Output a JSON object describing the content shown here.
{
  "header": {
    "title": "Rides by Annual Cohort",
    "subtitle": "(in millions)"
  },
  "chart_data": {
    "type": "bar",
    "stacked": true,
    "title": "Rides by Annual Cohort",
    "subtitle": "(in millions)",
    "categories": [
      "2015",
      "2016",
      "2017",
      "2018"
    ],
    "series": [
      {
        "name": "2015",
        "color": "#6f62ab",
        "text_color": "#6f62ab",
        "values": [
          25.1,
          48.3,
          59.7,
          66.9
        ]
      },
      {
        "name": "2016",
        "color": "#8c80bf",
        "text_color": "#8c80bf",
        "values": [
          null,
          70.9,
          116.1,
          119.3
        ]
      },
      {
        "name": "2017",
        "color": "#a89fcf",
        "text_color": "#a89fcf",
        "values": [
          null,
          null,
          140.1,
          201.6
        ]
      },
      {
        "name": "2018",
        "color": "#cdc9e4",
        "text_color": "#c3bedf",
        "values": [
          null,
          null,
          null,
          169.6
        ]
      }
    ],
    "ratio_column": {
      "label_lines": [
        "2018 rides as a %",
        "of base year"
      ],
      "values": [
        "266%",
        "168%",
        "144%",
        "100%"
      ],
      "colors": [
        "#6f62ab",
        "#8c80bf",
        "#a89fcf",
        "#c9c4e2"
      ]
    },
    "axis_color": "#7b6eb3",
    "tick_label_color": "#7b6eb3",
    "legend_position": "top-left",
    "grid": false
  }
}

•••

**TASK GOAL**
Write down only the number of lines that contain the string "millions" in the listing.

**TASK RESULT**
2